→ **Exercise brief**: Extract every line below that contains the word "summary".

+ + +

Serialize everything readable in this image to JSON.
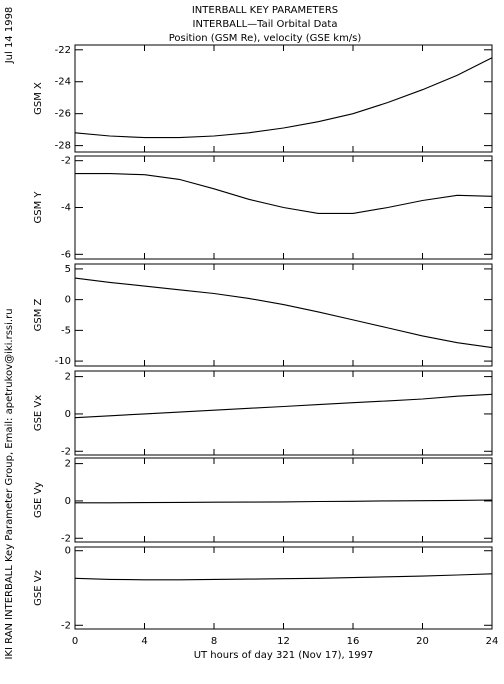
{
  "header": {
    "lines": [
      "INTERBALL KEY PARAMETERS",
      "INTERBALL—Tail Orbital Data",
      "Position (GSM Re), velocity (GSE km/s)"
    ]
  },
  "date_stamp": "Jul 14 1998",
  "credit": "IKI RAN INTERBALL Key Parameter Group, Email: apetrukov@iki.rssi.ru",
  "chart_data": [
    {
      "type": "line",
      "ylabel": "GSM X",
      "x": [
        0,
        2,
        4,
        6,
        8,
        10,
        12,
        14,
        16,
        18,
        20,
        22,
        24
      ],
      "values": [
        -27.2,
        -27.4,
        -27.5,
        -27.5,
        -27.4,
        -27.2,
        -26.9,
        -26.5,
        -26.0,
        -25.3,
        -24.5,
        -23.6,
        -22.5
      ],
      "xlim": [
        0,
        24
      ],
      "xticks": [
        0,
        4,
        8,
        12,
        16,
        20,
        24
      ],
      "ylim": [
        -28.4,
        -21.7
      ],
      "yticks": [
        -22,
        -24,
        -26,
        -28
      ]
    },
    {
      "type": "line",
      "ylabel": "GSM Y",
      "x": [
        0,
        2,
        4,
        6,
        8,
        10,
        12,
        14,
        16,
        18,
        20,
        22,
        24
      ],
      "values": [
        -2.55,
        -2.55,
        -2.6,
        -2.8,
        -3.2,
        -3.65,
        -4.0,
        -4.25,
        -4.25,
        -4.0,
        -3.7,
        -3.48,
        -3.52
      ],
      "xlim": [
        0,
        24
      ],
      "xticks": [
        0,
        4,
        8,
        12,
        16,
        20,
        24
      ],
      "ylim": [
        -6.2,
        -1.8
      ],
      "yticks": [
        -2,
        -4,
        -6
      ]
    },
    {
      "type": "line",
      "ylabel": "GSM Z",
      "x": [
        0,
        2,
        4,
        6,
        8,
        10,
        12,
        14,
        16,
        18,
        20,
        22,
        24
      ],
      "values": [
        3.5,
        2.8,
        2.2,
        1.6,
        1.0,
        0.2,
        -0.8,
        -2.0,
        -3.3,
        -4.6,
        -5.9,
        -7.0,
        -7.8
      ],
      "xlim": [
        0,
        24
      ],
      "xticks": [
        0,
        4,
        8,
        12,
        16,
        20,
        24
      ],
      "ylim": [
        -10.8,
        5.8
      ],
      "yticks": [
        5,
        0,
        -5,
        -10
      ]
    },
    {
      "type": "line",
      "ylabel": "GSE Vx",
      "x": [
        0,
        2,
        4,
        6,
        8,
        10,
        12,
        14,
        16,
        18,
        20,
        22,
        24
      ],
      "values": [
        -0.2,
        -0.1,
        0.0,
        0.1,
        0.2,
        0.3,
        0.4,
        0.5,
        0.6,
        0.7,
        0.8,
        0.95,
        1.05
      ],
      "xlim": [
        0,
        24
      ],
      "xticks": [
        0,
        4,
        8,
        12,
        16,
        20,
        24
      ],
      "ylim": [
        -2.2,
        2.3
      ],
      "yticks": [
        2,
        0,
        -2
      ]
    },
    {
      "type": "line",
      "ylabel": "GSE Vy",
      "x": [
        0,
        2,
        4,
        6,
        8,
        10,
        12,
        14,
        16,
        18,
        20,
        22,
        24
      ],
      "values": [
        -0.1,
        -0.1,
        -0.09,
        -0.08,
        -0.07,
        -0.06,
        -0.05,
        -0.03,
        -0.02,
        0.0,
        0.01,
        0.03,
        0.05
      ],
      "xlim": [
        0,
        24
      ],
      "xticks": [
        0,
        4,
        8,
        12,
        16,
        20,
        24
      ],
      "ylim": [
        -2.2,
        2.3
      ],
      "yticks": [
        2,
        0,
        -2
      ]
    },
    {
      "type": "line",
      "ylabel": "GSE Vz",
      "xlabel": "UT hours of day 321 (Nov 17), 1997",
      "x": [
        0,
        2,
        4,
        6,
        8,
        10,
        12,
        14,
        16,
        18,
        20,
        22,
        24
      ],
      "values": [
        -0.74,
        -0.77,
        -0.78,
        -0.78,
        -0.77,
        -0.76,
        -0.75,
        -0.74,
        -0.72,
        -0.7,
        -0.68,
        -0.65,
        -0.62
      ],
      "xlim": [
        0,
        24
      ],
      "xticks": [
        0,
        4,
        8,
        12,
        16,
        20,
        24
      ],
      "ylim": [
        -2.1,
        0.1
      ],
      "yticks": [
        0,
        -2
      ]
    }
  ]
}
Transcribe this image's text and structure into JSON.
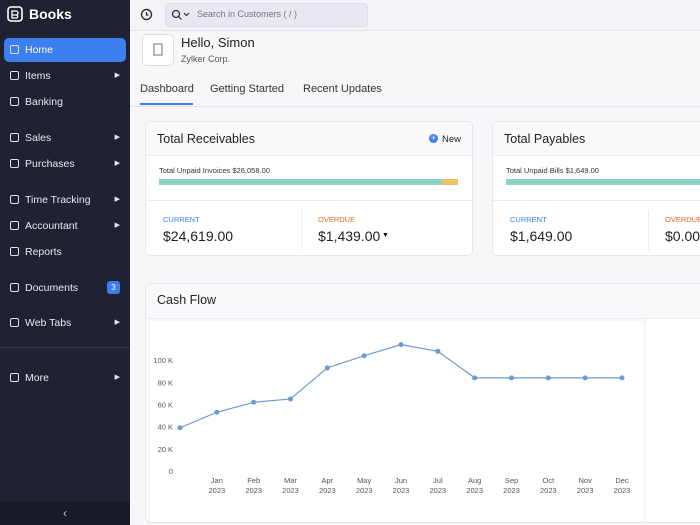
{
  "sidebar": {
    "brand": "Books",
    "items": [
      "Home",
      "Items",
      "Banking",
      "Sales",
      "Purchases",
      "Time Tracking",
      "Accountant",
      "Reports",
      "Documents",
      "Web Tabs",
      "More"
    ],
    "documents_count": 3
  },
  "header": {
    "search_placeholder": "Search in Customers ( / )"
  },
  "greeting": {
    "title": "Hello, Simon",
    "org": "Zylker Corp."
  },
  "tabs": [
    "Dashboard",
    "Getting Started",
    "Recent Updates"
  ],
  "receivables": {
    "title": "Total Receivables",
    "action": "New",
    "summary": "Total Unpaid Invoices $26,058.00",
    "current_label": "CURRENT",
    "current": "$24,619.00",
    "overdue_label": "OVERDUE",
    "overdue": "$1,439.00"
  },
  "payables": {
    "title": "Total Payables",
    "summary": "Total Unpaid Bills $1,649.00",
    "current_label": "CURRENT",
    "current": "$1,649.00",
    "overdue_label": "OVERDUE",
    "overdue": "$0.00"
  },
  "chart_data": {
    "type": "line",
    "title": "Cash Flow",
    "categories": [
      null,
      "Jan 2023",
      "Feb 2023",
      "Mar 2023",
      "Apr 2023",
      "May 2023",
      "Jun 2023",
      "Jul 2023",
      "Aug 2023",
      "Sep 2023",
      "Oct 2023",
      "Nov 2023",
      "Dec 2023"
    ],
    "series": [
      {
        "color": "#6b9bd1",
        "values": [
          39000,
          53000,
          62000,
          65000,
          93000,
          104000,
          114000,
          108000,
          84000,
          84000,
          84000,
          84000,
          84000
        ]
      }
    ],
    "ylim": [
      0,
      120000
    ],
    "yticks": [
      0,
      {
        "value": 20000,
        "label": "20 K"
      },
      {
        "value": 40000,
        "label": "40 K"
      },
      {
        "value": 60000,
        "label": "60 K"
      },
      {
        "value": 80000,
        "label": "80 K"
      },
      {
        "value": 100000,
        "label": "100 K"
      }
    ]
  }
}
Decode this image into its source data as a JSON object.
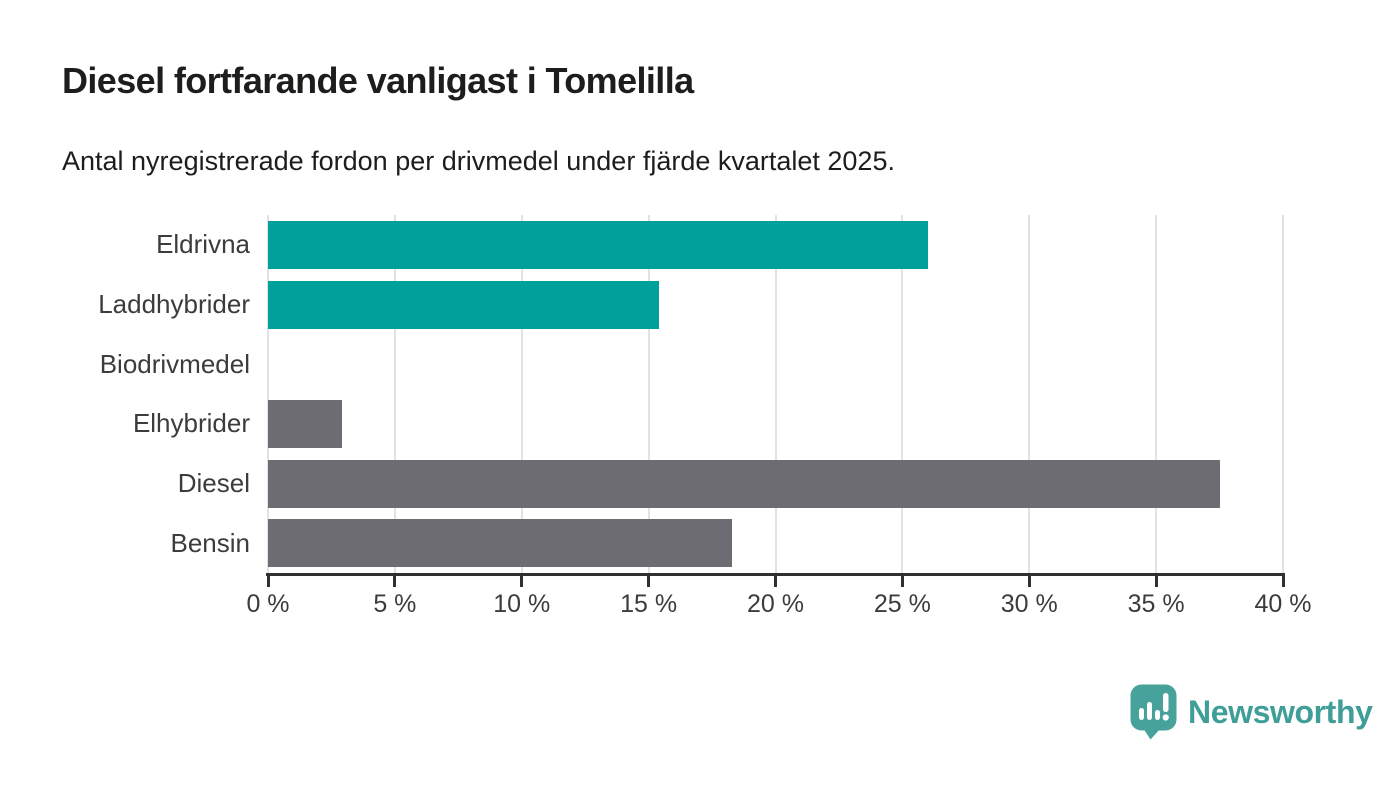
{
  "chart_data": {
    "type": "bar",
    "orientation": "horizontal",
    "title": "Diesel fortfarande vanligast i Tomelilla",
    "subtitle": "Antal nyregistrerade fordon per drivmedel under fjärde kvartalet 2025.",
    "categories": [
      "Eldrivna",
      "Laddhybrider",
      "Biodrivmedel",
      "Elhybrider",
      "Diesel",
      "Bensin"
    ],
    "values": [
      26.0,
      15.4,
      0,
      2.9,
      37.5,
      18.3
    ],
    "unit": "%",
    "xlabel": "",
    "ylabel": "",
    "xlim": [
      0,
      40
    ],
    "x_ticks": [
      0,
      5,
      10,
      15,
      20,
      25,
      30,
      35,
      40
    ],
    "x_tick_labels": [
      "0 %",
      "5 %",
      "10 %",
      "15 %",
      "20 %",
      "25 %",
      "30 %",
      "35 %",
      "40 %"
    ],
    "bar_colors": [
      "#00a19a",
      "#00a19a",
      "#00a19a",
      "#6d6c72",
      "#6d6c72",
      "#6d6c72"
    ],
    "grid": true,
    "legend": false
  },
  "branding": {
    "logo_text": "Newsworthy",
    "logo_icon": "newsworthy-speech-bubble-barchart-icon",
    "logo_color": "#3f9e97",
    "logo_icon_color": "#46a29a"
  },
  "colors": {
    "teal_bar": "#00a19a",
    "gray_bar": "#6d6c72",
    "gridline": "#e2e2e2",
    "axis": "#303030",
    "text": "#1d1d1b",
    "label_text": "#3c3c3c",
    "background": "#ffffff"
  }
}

+ + +

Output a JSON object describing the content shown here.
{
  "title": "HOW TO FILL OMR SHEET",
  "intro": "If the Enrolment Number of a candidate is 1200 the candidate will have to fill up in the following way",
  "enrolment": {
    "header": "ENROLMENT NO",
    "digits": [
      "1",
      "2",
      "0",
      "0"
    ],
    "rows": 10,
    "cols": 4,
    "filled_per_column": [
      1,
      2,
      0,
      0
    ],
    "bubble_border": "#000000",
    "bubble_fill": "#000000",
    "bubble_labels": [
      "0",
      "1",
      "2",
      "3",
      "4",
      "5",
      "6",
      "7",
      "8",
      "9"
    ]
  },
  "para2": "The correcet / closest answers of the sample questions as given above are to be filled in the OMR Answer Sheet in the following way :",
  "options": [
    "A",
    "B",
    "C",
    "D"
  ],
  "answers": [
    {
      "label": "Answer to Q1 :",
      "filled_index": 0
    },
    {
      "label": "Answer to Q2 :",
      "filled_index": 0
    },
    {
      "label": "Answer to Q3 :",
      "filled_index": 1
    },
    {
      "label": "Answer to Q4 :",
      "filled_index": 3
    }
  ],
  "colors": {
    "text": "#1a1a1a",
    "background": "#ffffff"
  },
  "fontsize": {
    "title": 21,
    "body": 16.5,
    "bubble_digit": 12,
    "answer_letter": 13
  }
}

+ + +

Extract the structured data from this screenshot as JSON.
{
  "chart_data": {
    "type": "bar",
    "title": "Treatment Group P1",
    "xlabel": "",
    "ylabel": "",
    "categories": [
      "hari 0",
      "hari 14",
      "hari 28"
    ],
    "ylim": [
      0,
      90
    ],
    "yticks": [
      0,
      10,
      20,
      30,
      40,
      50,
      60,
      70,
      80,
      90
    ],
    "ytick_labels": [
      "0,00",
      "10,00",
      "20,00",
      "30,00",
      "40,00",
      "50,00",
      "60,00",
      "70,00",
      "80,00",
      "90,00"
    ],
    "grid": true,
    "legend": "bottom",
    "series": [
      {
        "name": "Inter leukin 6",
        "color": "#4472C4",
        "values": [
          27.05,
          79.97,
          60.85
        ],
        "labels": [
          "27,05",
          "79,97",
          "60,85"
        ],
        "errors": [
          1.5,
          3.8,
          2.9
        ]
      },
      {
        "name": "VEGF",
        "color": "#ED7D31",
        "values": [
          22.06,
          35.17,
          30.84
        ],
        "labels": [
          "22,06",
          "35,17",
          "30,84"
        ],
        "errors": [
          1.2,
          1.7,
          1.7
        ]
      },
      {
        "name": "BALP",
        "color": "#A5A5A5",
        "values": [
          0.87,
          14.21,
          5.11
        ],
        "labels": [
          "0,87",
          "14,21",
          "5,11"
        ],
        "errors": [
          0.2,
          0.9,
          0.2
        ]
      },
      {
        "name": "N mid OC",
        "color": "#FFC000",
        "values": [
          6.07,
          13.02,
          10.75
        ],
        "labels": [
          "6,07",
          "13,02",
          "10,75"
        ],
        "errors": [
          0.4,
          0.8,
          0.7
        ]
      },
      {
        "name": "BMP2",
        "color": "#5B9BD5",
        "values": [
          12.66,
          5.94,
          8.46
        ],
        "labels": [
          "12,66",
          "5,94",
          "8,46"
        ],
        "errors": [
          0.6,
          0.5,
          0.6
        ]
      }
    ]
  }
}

+ + +

→ **Exercise answer**:
    "summary": "Total Unpaid Invoices $26,058.00",
    "summary": "Total Unpaid Bills $1,649.00",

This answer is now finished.